◆ TO BE DONE
Word for word, transcribe the lines below and drop the pictures.

[Extracts from a graphics dataset]
_ _ _ _ _

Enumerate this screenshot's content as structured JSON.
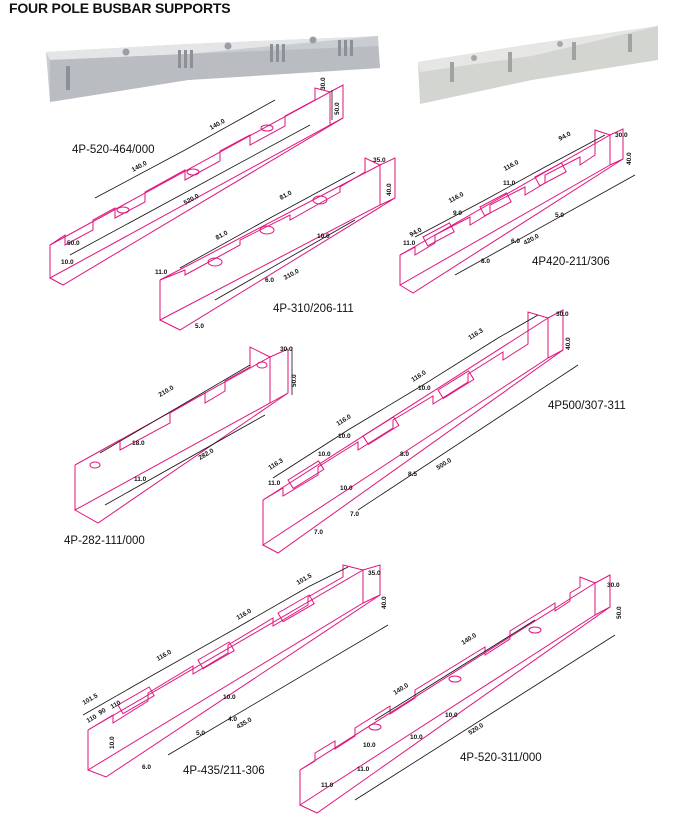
{
  "page": {
    "title": "FOUR POLE BUSBAR SUPPORTS"
  },
  "colors": {
    "outline": "#e0147e",
    "photo_body": "#c9ccd0",
    "photo_body_light": "#dadcd8"
  },
  "parts": [
    {
      "code": "4P-520-464/000",
      "dims": [
        "30.0",
        "50.0",
        "140.0",
        "140.0",
        "520.0",
        "50.0",
        "10.0"
      ]
    },
    {
      "code": "4P-310/206-111",
      "dims": [
        "35.0",
        "40.0",
        "81.0",
        "81.0",
        "10.0",
        "11.0",
        "310.0",
        "5.0",
        "6.0"
      ]
    },
    {
      "code": "4P420-211/306",
      "dims": [
        "30.0",
        "40.0",
        "94.0",
        "116.0",
        "11.0",
        "116.0",
        "9.0",
        "94.0",
        "11.0",
        "420.0",
        "6.0",
        "8.0",
        "5.0"
      ]
    },
    {
      "code": "4P-282-111/000",
      "dims": [
        "30.0",
        "50.0",
        "210.0",
        "18.0",
        "11.0",
        "282.0"
      ]
    },
    {
      "code": "4P500/307-311",
      "dims": [
        "30.0",
        "40.0",
        "116.3",
        "116.0",
        "10.0",
        "116.0",
        "10.0",
        "116.3",
        "10.0",
        "11.0",
        "10.0",
        "8.0",
        "8.5",
        "500.0",
        "7.0",
        "7.0"
      ]
    },
    {
      "code": "4P-435/211-306",
      "dims": [
        "35.0",
        "40.0",
        "101.5",
        "116.0",
        "116.0",
        "101.5",
        "110",
        "90",
        "110",
        "10.0",
        "4.0",
        "5.0",
        "435.0",
        "10.0",
        "6.0"
      ]
    },
    {
      "code": "4P-520-311/000",
      "dims": [
        "30.0",
        "50.0",
        "140.0",
        "140.0",
        "10.0",
        "10.0",
        "520.0",
        "10.0",
        "11.0",
        "11.0"
      ]
    }
  ]
}
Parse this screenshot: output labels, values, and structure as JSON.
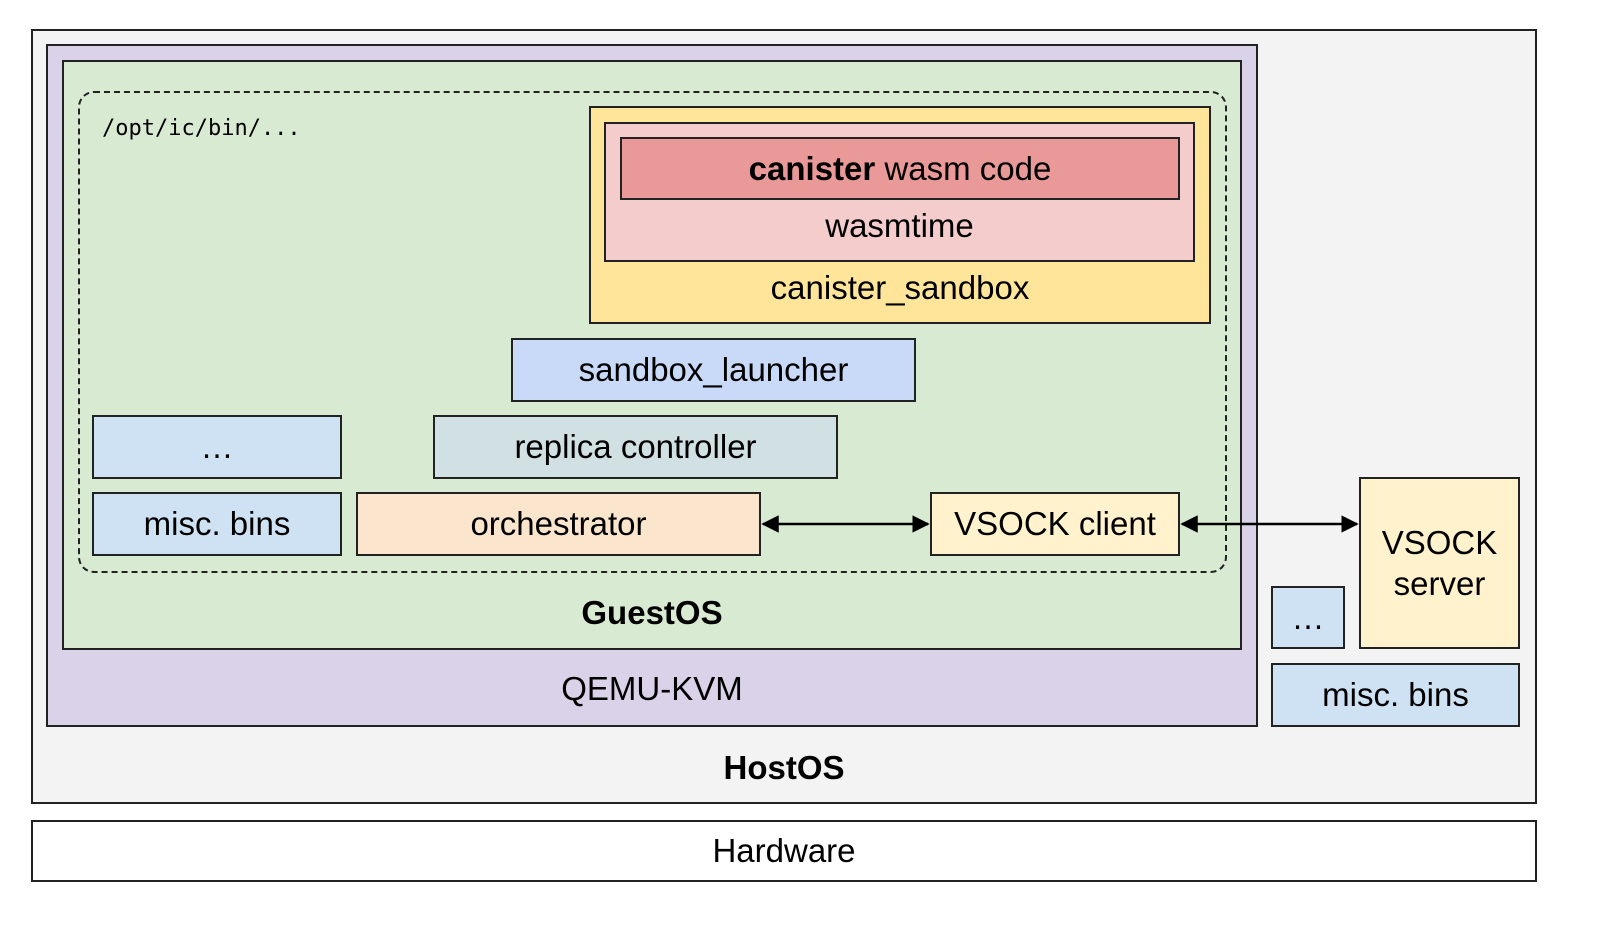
{
  "hardware": {
    "label": "Hardware"
  },
  "hostos": {
    "label": "HostOS",
    "vsock_server": {
      "label_line1": "VSOCK",
      "label_line2": "server"
    },
    "ellipsis": {
      "label": "…"
    },
    "misc_bins": {
      "label": "misc. bins"
    }
  },
  "qemu": {
    "label": "QEMU-KVM"
  },
  "guestos": {
    "label": "GuestOS",
    "path": "/opt/ic/bin/...",
    "canister_sandbox": {
      "label": "canister_sandbox",
      "wasmtime": {
        "label": "wasmtime"
      },
      "canister_code": {
        "bold": "canister",
        "rest": " wasm code"
      }
    },
    "sandbox_launcher": {
      "label": "sandbox_launcher"
    },
    "replica_controller": {
      "label": "replica controller"
    },
    "ellipsis": {
      "label": "…"
    },
    "misc_bins": {
      "label": "misc. bins"
    },
    "orchestrator": {
      "label": "orchestrator"
    },
    "vsock_client": {
      "label": "VSOCK client"
    }
  },
  "colors": {
    "hostos_bg": "#f3f3f3",
    "qemu_bg": "#d9d2e9",
    "guestos_bg": "#d9ead3",
    "sandbox_bg": "#ffe599",
    "wasmtime_bg": "#f4cccc",
    "canister_bg": "#ea9999",
    "launcher_bg": "#c9daf8",
    "replica_bg": "#d0e0e3",
    "bins_bg": "#cfe2f3",
    "orchestrator_bg": "#fce5cd",
    "vsock_bg": "#fff2cc"
  }
}
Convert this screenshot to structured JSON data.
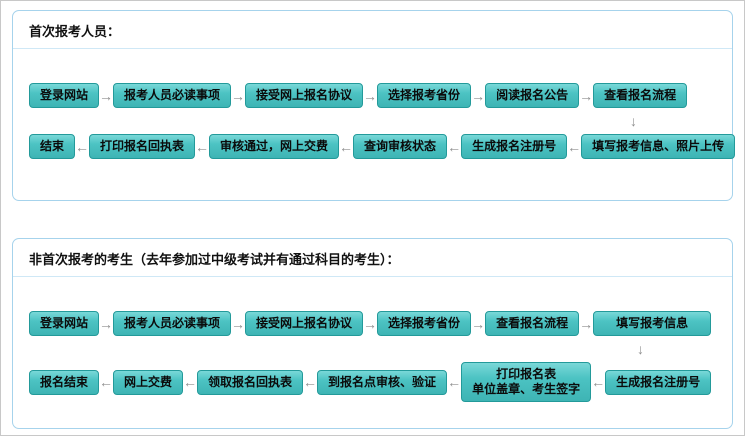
{
  "glyphs": {
    "arrow_right": "→",
    "arrow_left": "←",
    "arrow_down": "↓"
  },
  "colors": {
    "box_fill": "#4cc3c3",
    "box_border": "#239a9a",
    "panel_border": "#a6d3ec",
    "arrow": "#8f8f8f"
  },
  "panels": [
    {
      "title": "首次报考人员：",
      "row1": [
        "登录网站",
        "报考人员必读事项",
        "接受网上报名协议",
        "选择报考省份",
        "阅读报名公告",
        "查看报名流程"
      ],
      "row2": [
        "结束",
        "打印报名回执表",
        "审核通过，网上交费",
        "查询审核状态",
        "生成报名注册号",
        "填写报考信息、照片上传"
      ]
    },
    {
      "title": "非首次报考的考生（去年参加过中级考试并有通过科目的考生）：",
      "row1": [
        "登录网站",
        "报考人员必读事项",
        "接受网上报名协议",
        "选择报考省份",
        "查看报名流程",
        "填写报考信息"
      ],
      "row2": [
        "报名结束",
        "网上交费",
        "领取报名回执表",
        "到报名点审核、验证",
        "打印报名表\n单位盖章、考生签字",
        "生成报名注册号"
      ]
    }
  ]
}
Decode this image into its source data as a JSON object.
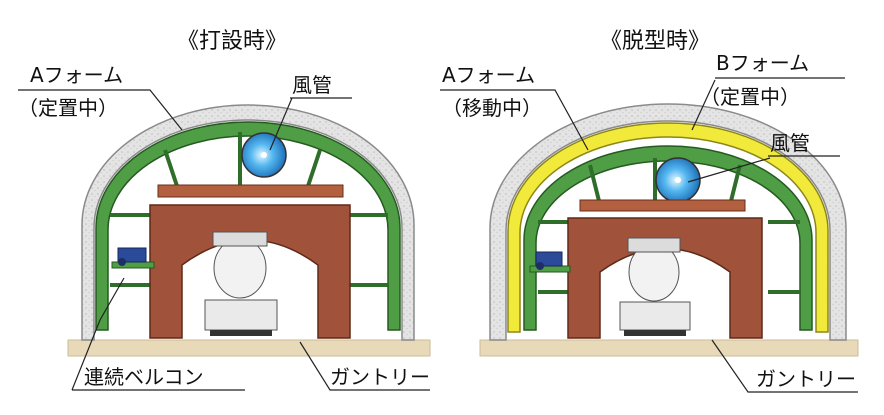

_ _ _ _ _

◆ RESULT OF THIS TASK
Enumerate this screenshot's content as structured JSON.
{
  "page": {
    "title": "FOUR POLE BUSBAR SUPPORTS"
  },
  "colors": {
    "outline": "#e0147e",
    "photo_body": "#c9ccd0",
    "photo_body_light": "#dadcd8"
  },
  "parts": [
    {
      "code": "4P-520-464/000",
      "dims": [
        "30.0",
        "50.0",
        "140.0",
        "140.0",
        "520.0",
        "50.0",
        "10.0"
      ]
    },
    {
      "code": "4P-310/206-111",
      "dims": [
        "35.0",
        "40.0",
        "81.0",
        "81.0",
        "10.0",
        "11.0",
        "310.0",
        "5.0",
        "6.0"
      ]
    },
    {
      "code": "4P420-211/306",
      "dims": [
        "30.0",
        "40.0",
        "94.0",
        "116.0",
        "11.0",
        "116.0",
        "9.0",
        "94.0",
        "11.0",
        "420.0",
        "6.0",
        "8.0",
        "5.0"
      ]
    },
    {
      "code": "4P-282-111/000",
      "dims": [
        "30.0",
        "50.0",
        "210.0",
        "18.0",
        "11.0",
        "282.0"
      ]
    },
    {
      "code": "4P500/307-311",
      "dims": [
        "30.0",
        "40.0",
        "116.3",
        "116.0",
        "10.0",
        "116.0",
        "10.0",
        "116.3",
        "10.0",
        "11.0",
        "10.0",
        "8.0",
        "8.5",
        "500.0",
        "7.0",
        "7.0"
      ]
    },
    {
      "code": "4P-435/211-306",
      "dims": [
        "35.0",
        "40.0",
        "101.5",
        "116.0",
        "116.0",
        "101.5",
        "110",
        "90",
        "110",
        "10.0",
        "4.0",
        "5.0",
        "435.0",
        "10.0",
        "6.0"
      ]
    },
    {
      "code": "4P-520-311/000",
      "dims": [
        "30.0",
        "50.0",
        "140.0",
        "140.0",
        "10.0",
        "10.0",
        "520.0",
        "10.0",
        "11.0",
        "11.0"
      ]
    }
  ]
}
Parse this screenshot: output labels, values, and structure as JSON.
{
  "hardware": {
    "label": "Hardware"
  },
  "hostos": {
    "label": "HostOS",
    "vsock_server": {
      "label_line1": "VSOCK",
      "label_line2": "server"
    },
    "ellipsis": {
      "label": "…"
    },
    "misc_bins": {
      "label": "misc. bins"
    }
  },
  "qemu": {
    "label": "QEMU-KVM"
  },
  "guestos": {
    "label": "GuestOS",
    "path": "/opt/ic/bin/...",
    "canister_sandbox": {
      "label": "canister_sandbox",
      "wasmtime": {
        "label": "wasmtime"
      },
      "canister_code": {
        "bold": "canister",
        "rest": " wasm code"
      }
    },
    "sandbox_launcher": {
      "label": "sandbox_launcher"
    },
    "replica_controller": {
      "label": "replica controller"
    },
    "ellipsis": {
      "label": "…"
    },
    "misc_bins": {
      "label": "misc. bins"
    },
    "orchestrator": {
      "label": "orchestrator"
    },
    "vsock_client": {
      "label": "VSOCK client"
    }
  },
  "colors": {
    "hostos_bg": "#f3f3f3",
    "qemu_bg": "#d9d2e9",
    "guestos_bg": "#d9ead3",
    "sandbox_bg": "#ffe599",
    "wasmtime_bg": "#f4cccc",
    "canister_bg": "#ea9999",
    "launcher_bg": "#c9daf8",
    "replica_bg": "#d0e0e3",
    "bins_bg": "#cfe2f3",
    "orchestrator_bg": "#fce5cd",
    "vsock_bg": "#fff2cc"
  }
}
Convert this screenshot to structured JSON data.
{
  "glyphs": {
    "arrow_right": "→",
    "arrow_left": "←",
    "arrow_down": "↓"
  },
  "colors": {
    "box_fill": "#4cc3c3",
    "box_border": "#239a9a",
    "panel_border": "#a6d3ec",
    "arrow": "#8f8f8f"
  },
  "panels": [
    {
      "title": "首次报考人员：",
      "row1": [
        "登录网站",
        "报考人员必读事项",
        "接受网上报名协议",
        "选择报考省份",
        "阅读报名公告",
        "查看报名流程"
      ],
      "row2": [
        "结束",
        "打印报名回执表",
        "审核通过，网上交费",
        "查询审核状态",
        "生成报名注册号",
        "填写报考信息、照片上传"
      ]
    },
    {
      "title": "非首次报考的考生（去年参加过中级考试并有通过科目的考生）：",
      "row1": [
        "登录网站",
        "报考人员必读事项",
        "接受网上报名协议",
        "选择报考省份",
        "查看报名流程",
        "填写报考信息"
      ],
      "row2": [
        "报名结束",
        "网上交费",
        "领取报名回执表",
        "到报名点审核、验证",
        "打印报名表\n单位盖章、考生签字",
        "生成报名注册号"
      ]
    }
  ]
}
Decode this image into its source data as a JSON object.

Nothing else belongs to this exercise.